## LIST OF TASKS
1 – According to the text on RDF malpractices, what tools are unwise to use for grabbing values from RDF/XML or RDFa?
2 – Revise the text on RDF malpractices by giving everything from "Michael Hausenblas has" down to "or the model.", with "Linked Data" replaced by "Semantic Web".
3 – Extend the text on RDF malpractices beyond its final sentence.

## DOCUMENT TEXT
• • • •
Subscribe

A MalBestPractice with RDF: Making Assumptions

Michael Hausenblas has a new blog post listing some common malpractices when working with RDF.

RDF is a model, not a format

I especially agree with his point about “Thinking of RDF on the serialisation level” (as a malpractice) – grabbing values from RDF/XML or RDFa wih XPath or regexes is not wise. It is making an unsafe assumption about the stability of the serialisation. In fact, if you are writing a Linked Data application, there are very few assumptions you can safely make, about either the serialisation, or the model.

RDF isn’t SQL, XML, OO …

So maybe my favourite MalBestPractising is: trying to treat RDF too much like some other software paradigm – too much like a relational database, too much like OO, too much like XML. It’s enticing to try to write software that treats RDF as if it was something that the mainstream of software development are more familiar with, to try to use the same kind of techniques and shortcuts. But these shortcuts often rely on assumptions that can’t be made about RDF data (at least, not proper, organic, free-range RDF from the web). You can’t assume that the same RDF graph will be serialised the same way as last time. You can’t assume that the http://xmlns.com/foaf/0.1/ namespace will always be bound to the foaf prefix. You can’t assume that a resource will, or won’t have a particular property, just because it has another property, or a particular type. If you don’t know that a statement exists, you can’t assume it doesn’t, only that you don’t know about it. et cetera.
• • • •
[Layout annotation data]

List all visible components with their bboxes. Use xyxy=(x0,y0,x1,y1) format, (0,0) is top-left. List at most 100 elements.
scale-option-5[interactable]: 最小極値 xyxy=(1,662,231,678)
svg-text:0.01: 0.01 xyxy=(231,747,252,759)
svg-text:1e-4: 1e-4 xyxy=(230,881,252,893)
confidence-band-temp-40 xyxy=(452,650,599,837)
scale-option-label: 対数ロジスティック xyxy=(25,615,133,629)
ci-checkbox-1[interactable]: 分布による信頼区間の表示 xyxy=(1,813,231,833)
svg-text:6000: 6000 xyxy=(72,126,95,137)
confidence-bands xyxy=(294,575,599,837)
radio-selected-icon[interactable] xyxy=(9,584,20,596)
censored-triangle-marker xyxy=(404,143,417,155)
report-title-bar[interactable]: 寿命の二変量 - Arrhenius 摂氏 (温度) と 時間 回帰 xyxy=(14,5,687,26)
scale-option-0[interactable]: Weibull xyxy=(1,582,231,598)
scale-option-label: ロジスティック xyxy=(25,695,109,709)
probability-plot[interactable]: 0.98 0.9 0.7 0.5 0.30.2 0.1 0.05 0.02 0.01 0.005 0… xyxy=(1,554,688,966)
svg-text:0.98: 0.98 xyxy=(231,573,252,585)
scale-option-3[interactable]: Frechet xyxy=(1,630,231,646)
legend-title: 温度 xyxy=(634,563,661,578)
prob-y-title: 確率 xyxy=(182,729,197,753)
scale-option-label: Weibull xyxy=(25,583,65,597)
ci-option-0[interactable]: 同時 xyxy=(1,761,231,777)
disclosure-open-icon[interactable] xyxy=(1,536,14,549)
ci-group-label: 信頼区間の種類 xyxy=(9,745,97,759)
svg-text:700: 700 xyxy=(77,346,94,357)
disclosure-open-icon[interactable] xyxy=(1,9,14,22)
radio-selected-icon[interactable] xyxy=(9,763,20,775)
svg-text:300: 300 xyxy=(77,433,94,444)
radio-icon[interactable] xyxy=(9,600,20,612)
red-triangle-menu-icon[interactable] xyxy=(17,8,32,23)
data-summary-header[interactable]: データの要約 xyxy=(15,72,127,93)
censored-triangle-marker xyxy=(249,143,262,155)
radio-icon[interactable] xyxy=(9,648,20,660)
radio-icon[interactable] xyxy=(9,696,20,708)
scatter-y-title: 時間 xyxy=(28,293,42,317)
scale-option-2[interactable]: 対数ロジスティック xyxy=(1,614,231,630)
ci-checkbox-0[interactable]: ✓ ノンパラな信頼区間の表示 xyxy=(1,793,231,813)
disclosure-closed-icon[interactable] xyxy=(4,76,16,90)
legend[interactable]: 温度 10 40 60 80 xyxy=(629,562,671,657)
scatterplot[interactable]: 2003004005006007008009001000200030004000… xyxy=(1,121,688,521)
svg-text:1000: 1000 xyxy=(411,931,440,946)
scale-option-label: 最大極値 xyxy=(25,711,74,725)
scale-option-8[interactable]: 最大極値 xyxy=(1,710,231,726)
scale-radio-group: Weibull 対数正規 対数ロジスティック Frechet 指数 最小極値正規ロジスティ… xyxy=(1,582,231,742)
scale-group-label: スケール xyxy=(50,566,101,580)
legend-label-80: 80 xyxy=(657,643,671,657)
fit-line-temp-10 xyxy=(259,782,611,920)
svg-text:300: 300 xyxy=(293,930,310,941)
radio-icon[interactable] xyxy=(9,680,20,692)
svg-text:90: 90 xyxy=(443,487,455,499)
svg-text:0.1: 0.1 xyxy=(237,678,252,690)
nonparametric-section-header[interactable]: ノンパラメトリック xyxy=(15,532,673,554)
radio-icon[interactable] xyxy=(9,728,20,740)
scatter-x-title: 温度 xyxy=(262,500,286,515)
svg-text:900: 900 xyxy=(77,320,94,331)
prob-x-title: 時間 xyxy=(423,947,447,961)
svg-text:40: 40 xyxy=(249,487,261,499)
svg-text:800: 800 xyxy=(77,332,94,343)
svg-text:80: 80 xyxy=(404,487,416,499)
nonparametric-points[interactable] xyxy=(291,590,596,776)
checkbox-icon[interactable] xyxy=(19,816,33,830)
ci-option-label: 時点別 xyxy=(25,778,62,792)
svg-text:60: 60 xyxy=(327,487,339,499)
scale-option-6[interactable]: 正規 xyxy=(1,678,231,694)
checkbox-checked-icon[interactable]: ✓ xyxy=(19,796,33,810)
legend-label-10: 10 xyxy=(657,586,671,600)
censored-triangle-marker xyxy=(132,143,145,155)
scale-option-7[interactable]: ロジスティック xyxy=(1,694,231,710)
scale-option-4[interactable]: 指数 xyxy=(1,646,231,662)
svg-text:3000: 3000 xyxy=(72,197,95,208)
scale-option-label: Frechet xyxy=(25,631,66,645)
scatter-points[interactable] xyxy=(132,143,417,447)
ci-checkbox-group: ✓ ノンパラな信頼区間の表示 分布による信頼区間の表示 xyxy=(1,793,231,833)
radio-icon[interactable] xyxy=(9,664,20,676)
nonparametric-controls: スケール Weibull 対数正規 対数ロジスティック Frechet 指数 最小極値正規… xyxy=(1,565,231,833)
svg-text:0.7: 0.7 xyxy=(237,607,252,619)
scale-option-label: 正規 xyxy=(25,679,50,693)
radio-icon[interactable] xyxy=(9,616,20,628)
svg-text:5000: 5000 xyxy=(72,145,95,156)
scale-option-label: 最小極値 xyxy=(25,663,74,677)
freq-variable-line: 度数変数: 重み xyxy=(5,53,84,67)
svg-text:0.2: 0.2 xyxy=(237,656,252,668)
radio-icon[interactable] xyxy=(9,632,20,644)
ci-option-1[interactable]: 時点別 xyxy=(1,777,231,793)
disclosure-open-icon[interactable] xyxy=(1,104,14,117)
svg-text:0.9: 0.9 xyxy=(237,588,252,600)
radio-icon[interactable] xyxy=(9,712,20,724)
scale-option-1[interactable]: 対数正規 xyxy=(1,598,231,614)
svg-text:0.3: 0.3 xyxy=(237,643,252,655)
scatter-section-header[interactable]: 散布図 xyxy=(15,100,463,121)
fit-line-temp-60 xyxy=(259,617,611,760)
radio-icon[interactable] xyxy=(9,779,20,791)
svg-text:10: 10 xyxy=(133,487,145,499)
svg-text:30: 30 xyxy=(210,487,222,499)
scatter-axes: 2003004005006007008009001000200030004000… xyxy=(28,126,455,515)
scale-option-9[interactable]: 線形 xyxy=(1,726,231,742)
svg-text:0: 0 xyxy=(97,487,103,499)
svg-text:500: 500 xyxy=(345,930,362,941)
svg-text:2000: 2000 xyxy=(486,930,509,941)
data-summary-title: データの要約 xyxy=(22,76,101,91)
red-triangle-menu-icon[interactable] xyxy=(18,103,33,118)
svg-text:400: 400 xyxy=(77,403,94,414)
• • • •
## EXPECTED ANSWERS
1 – XPath or regexes.

2 –
Michael Hausenblas has a new blog post listing some common malpractices when working with RDF.

RDF is a model, not a format

I especially agree with his point about “Thinking of RDF on the serialisation level” (as a malpractice) – grabbing values from RDF/XML or RDFa wih XPath or regexes is not wise. It is making an unsafe assumption about the stability of the serialisation. In fact, if you are writing a Semantic Web application, there are very few assumptions you can safely make, about either the serialisation, or the model.

3 –
Not making these assumptions can be tedious, and at times problematic, but ultimately, the less assumptions you write into your code, the more interesting, open, and ‘webby’ your application can be.

Less assumption, less code, more data, more web

The huge game-changing thing about web development with the Web of Data though, is not the set of assumptions you can’t make, but the assumptions you don’t have to make . Thanks to the Follow Your Nose principle espoused by Linked Data, you don’t need to write assumptions about your data into your code; you can instead let the application “follow its nose” to find out more about the data.

You can follow vocabulary term URIs to find out how they can be used, how they can be labeled, and what inferences can be drawn from their use. You can follow owl:sameAs and rdfs:seeAlso links to find out more about a resource. You can use semantic index services like Sindice to find occurrences of a URI or keyword across the Web of Data. You can follow dcterms:partOf links from RDF documents back to voiD Datasets, which will often have links you can follow to licenses that tell you how the data can be used, and to other services (such as SPARQL endpoints).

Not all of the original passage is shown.